▶ **TASK MATERIAL**:
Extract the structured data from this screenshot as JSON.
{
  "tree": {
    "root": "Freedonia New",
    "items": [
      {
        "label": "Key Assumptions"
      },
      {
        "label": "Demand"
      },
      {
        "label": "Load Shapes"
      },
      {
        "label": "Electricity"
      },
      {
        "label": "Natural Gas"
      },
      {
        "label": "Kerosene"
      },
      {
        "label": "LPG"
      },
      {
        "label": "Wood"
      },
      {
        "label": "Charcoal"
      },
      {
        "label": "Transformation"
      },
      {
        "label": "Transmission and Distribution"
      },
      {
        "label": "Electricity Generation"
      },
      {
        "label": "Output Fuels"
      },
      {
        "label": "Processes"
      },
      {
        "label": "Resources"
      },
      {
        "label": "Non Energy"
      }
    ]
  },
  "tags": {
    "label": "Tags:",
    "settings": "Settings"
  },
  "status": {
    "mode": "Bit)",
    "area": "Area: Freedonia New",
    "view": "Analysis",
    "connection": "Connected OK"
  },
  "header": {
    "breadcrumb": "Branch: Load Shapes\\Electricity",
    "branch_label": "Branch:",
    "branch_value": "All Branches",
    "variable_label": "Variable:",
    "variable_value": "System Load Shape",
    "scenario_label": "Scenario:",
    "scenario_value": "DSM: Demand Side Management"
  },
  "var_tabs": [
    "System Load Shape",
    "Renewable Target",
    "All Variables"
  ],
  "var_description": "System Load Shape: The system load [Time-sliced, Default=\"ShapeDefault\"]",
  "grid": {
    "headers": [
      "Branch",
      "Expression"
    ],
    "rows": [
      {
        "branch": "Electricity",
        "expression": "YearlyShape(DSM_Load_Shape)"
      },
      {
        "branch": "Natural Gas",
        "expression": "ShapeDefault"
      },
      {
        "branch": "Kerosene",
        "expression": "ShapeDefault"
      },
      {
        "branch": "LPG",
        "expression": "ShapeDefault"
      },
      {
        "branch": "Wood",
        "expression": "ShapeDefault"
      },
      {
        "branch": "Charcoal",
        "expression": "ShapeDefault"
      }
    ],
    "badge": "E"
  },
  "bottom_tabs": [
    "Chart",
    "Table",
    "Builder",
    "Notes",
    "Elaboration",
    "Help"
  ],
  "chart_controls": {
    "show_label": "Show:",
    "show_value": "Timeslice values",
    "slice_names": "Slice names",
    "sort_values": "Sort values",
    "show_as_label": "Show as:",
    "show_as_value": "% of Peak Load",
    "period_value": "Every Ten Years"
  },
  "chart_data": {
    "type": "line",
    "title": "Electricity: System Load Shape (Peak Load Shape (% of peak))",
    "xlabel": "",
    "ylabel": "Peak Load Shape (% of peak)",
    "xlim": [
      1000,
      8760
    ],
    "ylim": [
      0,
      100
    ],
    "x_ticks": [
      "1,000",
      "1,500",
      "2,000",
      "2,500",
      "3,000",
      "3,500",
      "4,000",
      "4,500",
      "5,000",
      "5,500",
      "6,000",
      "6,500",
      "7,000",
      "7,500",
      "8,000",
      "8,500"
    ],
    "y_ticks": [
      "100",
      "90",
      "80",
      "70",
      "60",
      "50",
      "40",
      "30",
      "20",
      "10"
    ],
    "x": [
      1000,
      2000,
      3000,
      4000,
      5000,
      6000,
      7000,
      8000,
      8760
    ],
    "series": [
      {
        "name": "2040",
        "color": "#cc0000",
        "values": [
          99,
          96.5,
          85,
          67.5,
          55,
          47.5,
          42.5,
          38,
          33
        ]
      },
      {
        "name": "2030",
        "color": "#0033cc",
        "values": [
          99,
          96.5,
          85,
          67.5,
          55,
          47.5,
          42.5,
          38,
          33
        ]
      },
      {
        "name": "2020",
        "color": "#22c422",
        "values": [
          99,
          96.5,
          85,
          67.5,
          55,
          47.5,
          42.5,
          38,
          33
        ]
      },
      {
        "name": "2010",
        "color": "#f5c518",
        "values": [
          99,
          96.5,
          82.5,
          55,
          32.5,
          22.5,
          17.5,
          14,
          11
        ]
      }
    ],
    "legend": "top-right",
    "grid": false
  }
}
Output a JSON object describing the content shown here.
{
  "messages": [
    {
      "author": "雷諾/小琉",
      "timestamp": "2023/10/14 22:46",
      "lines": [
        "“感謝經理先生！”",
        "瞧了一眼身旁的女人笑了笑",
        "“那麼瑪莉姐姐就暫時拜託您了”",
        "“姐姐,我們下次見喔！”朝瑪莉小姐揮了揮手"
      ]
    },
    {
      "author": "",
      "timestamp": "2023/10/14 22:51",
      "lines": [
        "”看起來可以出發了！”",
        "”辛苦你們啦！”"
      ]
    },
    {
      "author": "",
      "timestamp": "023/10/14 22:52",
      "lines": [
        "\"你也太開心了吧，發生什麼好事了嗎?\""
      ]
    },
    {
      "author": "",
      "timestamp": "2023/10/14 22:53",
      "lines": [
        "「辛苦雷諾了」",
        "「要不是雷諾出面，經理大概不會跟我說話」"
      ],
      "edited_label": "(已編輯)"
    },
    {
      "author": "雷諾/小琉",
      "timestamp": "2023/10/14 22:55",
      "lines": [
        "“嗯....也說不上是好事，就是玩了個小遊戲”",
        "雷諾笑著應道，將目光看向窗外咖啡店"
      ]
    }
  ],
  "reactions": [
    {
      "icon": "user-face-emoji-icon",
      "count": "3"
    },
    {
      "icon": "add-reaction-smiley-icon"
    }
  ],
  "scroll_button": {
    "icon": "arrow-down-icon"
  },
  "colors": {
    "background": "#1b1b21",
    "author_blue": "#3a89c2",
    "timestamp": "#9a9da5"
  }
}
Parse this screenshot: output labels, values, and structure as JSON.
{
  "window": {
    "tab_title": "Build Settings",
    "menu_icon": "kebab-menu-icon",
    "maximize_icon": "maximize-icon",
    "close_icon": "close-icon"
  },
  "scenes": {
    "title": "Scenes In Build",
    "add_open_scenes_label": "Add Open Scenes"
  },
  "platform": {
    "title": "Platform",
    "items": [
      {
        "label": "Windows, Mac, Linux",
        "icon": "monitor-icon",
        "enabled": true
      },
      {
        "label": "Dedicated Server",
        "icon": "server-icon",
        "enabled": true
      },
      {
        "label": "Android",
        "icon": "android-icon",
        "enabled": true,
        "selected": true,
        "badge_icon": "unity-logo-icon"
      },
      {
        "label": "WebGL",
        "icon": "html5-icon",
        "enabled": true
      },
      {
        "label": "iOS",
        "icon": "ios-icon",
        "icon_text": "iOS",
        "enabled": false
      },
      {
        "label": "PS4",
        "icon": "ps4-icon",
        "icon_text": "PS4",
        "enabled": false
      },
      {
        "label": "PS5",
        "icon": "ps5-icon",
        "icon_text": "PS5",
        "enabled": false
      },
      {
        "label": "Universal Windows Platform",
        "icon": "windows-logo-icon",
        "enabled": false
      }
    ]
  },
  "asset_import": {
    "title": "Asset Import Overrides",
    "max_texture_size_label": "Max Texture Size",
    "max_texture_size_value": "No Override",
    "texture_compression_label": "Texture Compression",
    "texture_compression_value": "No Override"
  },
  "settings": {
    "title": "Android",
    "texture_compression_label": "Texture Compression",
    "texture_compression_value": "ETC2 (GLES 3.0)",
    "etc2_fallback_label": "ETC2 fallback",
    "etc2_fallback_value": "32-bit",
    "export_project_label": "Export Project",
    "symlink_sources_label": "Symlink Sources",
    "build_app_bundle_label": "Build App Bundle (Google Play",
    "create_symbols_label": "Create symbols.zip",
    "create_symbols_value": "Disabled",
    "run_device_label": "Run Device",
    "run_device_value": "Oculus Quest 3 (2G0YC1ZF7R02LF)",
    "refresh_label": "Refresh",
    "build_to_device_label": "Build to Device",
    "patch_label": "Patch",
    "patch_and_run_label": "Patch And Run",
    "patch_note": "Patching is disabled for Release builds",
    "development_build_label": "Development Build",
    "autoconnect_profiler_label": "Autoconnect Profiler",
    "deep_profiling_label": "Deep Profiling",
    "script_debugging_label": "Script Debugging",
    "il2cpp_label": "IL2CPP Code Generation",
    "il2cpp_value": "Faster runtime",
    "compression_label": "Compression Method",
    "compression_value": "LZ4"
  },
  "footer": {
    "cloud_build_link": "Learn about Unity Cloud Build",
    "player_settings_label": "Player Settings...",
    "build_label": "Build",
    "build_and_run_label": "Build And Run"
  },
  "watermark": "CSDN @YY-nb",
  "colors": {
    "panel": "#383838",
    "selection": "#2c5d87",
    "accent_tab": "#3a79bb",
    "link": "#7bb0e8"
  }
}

▶ **DIRECTIONS**:
Search the material above for "this". Pull out each line where it shows up.

▶ **RESULT OF THE TASK**:
Extract the structured data from this screenshot as JSON.
Parse this screenshot: output labels, values, and structure as JSON.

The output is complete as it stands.